*What is required*
Would you write out the entries below, every one of them, exactly?
--- The records ---
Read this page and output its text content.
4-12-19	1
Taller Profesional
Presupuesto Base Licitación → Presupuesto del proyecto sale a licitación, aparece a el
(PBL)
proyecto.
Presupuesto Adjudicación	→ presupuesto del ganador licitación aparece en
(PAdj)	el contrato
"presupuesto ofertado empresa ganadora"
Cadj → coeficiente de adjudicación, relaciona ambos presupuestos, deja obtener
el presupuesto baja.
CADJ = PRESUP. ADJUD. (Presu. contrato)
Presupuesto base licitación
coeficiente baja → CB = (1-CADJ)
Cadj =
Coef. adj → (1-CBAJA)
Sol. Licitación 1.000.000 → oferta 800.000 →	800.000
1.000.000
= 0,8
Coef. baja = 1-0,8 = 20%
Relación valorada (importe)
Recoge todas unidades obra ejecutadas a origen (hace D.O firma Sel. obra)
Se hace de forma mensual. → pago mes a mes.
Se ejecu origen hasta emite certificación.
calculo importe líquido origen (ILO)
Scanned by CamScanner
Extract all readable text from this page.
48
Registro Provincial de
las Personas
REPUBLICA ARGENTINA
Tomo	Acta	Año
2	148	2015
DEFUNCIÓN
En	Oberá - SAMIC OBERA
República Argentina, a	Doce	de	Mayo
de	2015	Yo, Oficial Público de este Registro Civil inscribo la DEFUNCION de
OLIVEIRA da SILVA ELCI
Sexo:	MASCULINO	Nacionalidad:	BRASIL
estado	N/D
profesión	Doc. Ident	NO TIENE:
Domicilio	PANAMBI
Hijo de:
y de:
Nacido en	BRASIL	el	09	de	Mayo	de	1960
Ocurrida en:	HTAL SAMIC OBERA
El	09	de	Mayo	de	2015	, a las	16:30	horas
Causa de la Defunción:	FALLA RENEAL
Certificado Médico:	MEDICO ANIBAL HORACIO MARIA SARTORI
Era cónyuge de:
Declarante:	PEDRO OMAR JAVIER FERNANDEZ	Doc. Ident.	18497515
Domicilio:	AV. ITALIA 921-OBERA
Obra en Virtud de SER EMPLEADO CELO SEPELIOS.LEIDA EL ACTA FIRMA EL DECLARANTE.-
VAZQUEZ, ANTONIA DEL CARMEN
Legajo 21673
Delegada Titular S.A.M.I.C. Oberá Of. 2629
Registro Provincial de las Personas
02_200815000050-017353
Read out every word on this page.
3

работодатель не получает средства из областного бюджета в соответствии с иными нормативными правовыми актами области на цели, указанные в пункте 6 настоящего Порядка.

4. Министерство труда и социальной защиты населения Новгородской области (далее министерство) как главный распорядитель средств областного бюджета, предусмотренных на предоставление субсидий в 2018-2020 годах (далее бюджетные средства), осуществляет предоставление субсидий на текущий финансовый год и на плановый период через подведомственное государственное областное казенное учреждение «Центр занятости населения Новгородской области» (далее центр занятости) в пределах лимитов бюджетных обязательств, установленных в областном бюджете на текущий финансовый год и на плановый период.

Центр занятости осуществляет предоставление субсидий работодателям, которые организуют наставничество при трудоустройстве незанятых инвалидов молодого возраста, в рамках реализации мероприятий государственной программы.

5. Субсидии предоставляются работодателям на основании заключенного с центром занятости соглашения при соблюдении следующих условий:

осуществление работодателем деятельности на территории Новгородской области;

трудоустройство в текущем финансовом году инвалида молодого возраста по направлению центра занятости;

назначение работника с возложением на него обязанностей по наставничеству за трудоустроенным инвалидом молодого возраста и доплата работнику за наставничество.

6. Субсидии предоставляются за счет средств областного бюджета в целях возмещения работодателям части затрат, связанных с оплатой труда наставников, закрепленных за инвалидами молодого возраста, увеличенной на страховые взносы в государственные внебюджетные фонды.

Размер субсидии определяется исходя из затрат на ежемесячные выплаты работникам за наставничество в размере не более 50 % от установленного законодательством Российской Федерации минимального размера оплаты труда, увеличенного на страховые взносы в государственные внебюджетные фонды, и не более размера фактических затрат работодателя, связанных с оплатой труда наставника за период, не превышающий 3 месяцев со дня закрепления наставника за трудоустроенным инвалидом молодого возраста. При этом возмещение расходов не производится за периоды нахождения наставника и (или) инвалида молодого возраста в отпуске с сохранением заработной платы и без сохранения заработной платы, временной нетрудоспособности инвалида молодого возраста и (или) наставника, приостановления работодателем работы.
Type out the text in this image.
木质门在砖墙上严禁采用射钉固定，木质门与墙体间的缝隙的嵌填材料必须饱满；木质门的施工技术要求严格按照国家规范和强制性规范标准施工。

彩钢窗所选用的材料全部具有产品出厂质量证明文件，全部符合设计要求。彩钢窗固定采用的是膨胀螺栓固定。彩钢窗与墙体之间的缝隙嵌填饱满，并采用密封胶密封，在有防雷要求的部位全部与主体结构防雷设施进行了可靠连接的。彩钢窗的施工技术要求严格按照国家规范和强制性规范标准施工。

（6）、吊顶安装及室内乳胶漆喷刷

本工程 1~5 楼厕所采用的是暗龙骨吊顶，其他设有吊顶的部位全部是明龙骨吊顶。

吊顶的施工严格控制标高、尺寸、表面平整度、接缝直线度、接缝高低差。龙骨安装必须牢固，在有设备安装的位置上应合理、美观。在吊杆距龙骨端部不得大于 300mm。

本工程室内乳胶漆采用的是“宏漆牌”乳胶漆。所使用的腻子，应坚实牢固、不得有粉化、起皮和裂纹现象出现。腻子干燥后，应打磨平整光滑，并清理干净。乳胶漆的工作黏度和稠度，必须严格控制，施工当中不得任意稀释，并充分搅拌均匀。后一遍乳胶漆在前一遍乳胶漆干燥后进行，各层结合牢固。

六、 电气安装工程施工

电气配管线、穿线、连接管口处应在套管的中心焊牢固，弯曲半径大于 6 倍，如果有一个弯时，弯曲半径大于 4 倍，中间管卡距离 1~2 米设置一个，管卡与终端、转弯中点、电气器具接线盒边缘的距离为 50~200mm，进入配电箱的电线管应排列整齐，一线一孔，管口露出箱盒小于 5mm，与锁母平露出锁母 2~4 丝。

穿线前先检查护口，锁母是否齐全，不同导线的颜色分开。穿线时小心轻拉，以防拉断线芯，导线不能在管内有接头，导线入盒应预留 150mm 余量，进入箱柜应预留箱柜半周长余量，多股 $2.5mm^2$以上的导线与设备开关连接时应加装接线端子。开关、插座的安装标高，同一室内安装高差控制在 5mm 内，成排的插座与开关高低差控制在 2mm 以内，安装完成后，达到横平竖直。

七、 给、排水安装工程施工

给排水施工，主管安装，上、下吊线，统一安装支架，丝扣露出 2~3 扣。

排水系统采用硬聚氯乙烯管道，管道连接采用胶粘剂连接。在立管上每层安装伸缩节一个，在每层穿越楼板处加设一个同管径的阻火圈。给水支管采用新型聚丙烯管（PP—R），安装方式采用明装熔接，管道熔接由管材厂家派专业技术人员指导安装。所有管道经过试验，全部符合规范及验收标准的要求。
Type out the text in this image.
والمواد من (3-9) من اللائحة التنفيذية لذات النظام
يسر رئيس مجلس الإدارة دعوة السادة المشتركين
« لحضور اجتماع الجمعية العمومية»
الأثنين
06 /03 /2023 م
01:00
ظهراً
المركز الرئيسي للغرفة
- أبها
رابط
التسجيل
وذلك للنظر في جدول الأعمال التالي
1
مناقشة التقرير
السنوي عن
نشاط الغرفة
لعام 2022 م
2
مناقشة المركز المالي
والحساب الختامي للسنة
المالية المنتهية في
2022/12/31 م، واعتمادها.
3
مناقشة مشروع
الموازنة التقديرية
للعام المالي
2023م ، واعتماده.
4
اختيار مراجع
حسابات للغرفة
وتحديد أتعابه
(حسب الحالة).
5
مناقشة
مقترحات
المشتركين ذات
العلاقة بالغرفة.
---
*Solution for this exercise*
Read this page and output its text content.
4-12-19	1
Taller Profesional
Presupuesto Base Licitación → Presupuesto del proyecto sale a licitación, aparece a el
(PBL)
proyecto.
Presupuesto Adjudicación	→ presupuesto del ganador licitación aparece en
(PAdj)	el contrato
"presupuesto ofertado empresa ganadora"
Cadj → coeficiente de adjudicación, relaciona ambos presupuestos, deja obtener
el presupuesto baja.
CADJ = PRESUP. ADJUD. (Presu. contrato)
Presupuesto base licitación
coeficiente baja → CB = (1-CADJ)
Cadj =
Coef. adj → (1-CBAJA)
Sol. Licitación 1.000.000 → oferta 800.000 →	800.000
1.000.000
= 0,8
Coef. baja = 1-0,8 = 20%
Relación valorada (importe)
Recoge todas unidades obra ejecutadas a origen (hace D.O firma Sel. obra)
Se hace de forma mensual. → pago mes a mes.
Se ejecu origen hasta emite certificación.
calculo importe líquido origen (ILO)
Scanned by CamScanner
Extract all readable text from this page.
48
Registro Provincial de
las Personas
REPUBLICA ARGENTINA
Tomo	Acta	Año
2	148	2015
DEFUNCIÓN
En	Oberá - SAMIC OBERA
República Argentina, a	Doce	de	Mayo
de	2015	Yo, Oficial Público de este Registro Civil inscribo la DEFUNCION de
OLIVEIRA da SILVA ELCI
Sexo:	MASCULINO	Nacionalidad:	BRASIL
estado	N/D
profesión	Doc. Ident	NO TIENE:
Domicilio	PANAMBI
Hijo de:
y de:
Nacido en	BRASIL	el	09	de	Mayo	de	1960
Ocurrida en:	HTAL SAMIC OBERA
El	09	de	Mayo	de	2015	, a las	16:30	horas
Causa de la Defunción:	FALLA RENEAL
Certificado Médico:	MEDICO ANIBAL HORACIO MARIA SARTORI
Era cónyuge de:
Declarante:	PEDRO OMAR JAVIER FERNANDEZ	Doc. Ident.	18497515
Domicilio:	AV. ITALIA 921-OBERA
Obra en Virtud de SER EMPLEADO CELO SEPELIOS.LEIDA EL ACTA FIRMA EL DECLARANTE.-
VAZQUEZ, ANTONIA DEL CARMEN
Legajo 21673
Delegada Titular S.A.M.I.C. Oberá Of. 2629
Registro Provincial de las Personas
02_200815000050-017353
Read out every word on this page.
3

работодатель не получает средства из областного бюджета в соответствии с иными нормативными правовыми актами области на цели, указанные в пункте 6 настоящего Порядка.

4. Министерство труда и социальной защиты населения Новгородской области (далее министерство) как главный распорядитель средств областного бюджета, предусмотренных на предоставление субсидий в 2018-2020 годах (далее бюджетные средства), осуществляет предоставление субсидий на текущий финансовый год и на плановый период через подведомственное государственное областное казенное учреждение «Центр занятости населения Новгородской области» (далее центр занятости) в пределах лимитов бюджетных обязательств, установленных в областном бюджете на текущий финансовый год и на плановый период.

Центр занятости осуществляет предоставление субсидий работодателям, которые организуют наставничество при трудоустройстве незанятых инвалидов молодого возраста, в рамках реализации мероприятий государственной программы.

5. Субсидии предоставляются работодателям на основании заключенного с центром занятости соглашения при соблюдении следующих условий:

осуществление работодателем деятельности на территории Новгородской области;

трудоустройство в текущем финансовом году инвалида молодого возраста по направлению центра занятости;

назначение работника с возложением на него обязанностей по наставничеству за трудоустроенным инвалидом молодого возраста и доплата работнику за наставничество.

6. Субсидии предоставляются за счет средств областного бюджета в целях возмещения работодателям части затрат, связанных с оплатой труда наставников, закрепленных за инвалидами молодого возраста, увеличенной на страховые взносы в государственные внебюджетные фонды.

Размер субсидии определяется исходя из затрат на ежемесячные выплаты работникам за наставничество в размере не более 50 % от установленного законодательством Российской Федерации минимального размера оплаты труда, увеличенного на страховые взносы в государственные внебюджетные фонды, и не более размера фактических затрат работодателя, связанных с оплатой труда наставника за период, не превышающий 3 месяцев со дня закрепления наставника за трудоустроенным инвалидом молодого возраста. При этом возмещение расходов не производится за периоды нахождения наставника и (или) инвалида молодого возраста в отпуске с сохранением заработной платы и без сохранения заработной платы, временной нетрудоспособности инвалида молодого возраста и (или) наставника, приостановления работодателем работы.
Type out the text in this image.
木质门在砖墙上严禁采用射钉固定，木质门与墙体间的缝隙的嵌填材料必须饱满；木质门的施工技术要求严格按照国家规范和强制性规范标准施工。

彩钢窗所选用的材料全部具有产品出厂质量证明文件，全部符合设计要求。彩钢窗固定采用的是膨胀螺栓固定。彩钢窗与墙体之间的缝隙嵌填饱满，并采用密封胶密封，在有防雷要求的部位全部与主体结构防雷设施进行了可靠连接的。彩钢窗的施工技术要求严格按照国家规范和强制性规范标准施工。

（6）、吊顶安装及室内乳胶漆喷刷

本工程 1~5 楼厕所采用的是暗龙骨吊顶，其他设有吊顶的部位全部是明龙骨吊顶。

吊顶的施工严格控制标高、尺寸、表面平整度、接缝直线度、接缝高低差。龙骨安装必须牢固，在有设备安装的位置上应合理、美观。在吊杆距龙骨端部不得大于 300mm。

本工程室内乳胶漆采用的是“宏漆牌”乳胶漆。所使用的腻子，应坚实牢固、不得有粉化、起皮和裂纹现象出现。腻子干燥后，应打磨平整光滑，并清理干净。乳胶漆的工作黏度和稠度，必须严格控制，施工当中不得任意稀释，并充分搅拌均匀。后一遍乳胶漆在前一遍乳胶漆干燥后进行，各层结合牢固。

六、 电气安装工程施工

电气配管线、穿线、连接管口处应在套管的中心焊牢固，弯曲半径大于 6 倍，如果有一个弯时，弯曲半径大于 4 倍，中间管卡距离 1~2 米设置一个，管卡与终端、转弯中点、电气器具接线盒边缘的距离为 50~200mm，进入配电箱的电线管应排列整齐，一线一孔，管口露出箱盒小于 5mm，与锁母平露出锁母 2~4 丝。

穿线前先检查护口，锁母是否齐全，不同导线的颜色分开。穿线时小心轻拉，以防拉断线芯，导线不能在管内有接头，导线入盒应预留 150mm 余量，进入箱柜应预留箱柜半周长余量，多股 $2.5mm^2$以上的导线与设备开关连接时应加装接线端子。开关、插座的安装标高，同一室内安装高差控制在 5mm 内，成排的插座与开关高低差控制在 2mm 以内，安装完成后，达到横平竖直。

七、 给、排水安装工程施工

给排水施工，主管安装，上、下吊线，统一安装支架，丝扣露出 2~3 扣。

排水系统采用硬聚氯乙烯管道，管道连接采用胶粘剂连接。在立管上每层安装伸缩节一个，在每层穿越楼板处加设一个同管径的阻火圈。给水支管采用新型聚丙烯管（PP—R），安装方式采用明装熔接，管道熔接由管材厂家派专业技术人员指导安装。所有管道经过试验，全部符合规范及验收标准的要求。
Type out the text in this image.
والمواد من (3-9) من اللائحة التنفيذية لذات النظام
يسر رئيس مجلس الإدارة دعوة السادة المشتركين
« لحضور اجتماع الجمعية العمومية»
الأثنين
06 /03 /2023 م
01:00
ظهراً
المركز الرئيسي للغرفة
- أبها
رابط
التسجيل
وذلك للنظر في جدول الأعمال التالي
1
مناقشة التقرير
السنوي عن
نشاط الغرفة
لعام 2022 م
2
مناقشة المركز المالي
والحساب الختامي للسنة
المالية المنتهية في
2022/12/31 م، واعتمادها.
3
مناقشة مشروع
الموازنة التقديرية
للعام المالي
2023م ، واعتماده.
4
اختيار مراجع
حسابات للغرفة
وتحديد أتعابه
(حسب الحالة).
5
مناقشة
مقترحات
المشتركين ذات
العلاقة بالغرفة.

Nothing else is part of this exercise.